- **Short task**: Find each line with the string "text" and report it.

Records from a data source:
▬▬▬▬▬▬
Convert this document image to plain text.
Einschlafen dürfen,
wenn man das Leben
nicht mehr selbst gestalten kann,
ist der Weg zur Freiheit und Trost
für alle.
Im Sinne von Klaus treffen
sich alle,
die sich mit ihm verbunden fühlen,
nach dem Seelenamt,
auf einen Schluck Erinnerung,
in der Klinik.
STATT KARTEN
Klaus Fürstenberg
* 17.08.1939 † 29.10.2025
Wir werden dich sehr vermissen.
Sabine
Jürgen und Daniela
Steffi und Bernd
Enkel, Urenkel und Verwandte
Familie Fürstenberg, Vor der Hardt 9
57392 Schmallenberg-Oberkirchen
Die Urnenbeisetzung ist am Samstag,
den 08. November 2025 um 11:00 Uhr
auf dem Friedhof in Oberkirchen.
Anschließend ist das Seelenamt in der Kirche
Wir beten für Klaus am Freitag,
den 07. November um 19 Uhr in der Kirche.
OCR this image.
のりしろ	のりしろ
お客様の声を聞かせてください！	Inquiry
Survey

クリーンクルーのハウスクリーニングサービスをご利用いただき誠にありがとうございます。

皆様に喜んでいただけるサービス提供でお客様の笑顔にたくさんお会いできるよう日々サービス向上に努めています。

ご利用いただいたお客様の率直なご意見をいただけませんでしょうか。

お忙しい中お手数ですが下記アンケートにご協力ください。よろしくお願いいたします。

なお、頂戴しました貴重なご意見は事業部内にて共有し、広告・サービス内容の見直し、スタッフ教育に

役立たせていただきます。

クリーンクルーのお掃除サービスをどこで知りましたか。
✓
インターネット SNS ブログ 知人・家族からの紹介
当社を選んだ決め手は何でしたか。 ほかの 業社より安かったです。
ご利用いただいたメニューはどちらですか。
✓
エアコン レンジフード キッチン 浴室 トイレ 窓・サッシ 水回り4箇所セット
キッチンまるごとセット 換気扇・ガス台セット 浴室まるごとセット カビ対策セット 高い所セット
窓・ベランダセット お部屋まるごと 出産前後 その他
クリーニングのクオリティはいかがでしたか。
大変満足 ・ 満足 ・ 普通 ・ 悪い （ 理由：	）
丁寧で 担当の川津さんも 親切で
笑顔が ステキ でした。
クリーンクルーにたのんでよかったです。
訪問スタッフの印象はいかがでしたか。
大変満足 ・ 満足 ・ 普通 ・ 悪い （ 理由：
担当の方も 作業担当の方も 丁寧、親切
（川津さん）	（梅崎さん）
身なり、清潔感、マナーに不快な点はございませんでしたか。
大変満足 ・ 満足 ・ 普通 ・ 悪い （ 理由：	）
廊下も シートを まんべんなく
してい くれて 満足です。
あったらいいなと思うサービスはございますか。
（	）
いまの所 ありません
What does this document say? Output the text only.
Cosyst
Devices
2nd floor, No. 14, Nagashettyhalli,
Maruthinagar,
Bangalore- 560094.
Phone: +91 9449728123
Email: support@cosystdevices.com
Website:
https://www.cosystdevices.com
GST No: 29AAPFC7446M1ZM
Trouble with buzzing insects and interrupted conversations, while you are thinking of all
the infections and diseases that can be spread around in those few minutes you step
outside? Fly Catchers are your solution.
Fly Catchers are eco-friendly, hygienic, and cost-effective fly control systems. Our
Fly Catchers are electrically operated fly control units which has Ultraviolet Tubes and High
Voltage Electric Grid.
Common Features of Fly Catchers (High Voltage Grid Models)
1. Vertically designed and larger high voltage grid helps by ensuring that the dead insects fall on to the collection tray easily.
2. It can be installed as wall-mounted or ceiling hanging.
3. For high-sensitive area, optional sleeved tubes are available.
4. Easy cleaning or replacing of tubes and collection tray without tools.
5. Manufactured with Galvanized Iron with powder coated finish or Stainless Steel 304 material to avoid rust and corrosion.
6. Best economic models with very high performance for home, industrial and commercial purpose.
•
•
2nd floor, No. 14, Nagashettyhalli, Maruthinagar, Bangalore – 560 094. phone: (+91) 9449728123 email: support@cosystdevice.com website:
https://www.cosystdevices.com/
▬▬▬▬▬▬
- **Solution below**:
Convert this document image to plain text.
What does this document say? Output the text only.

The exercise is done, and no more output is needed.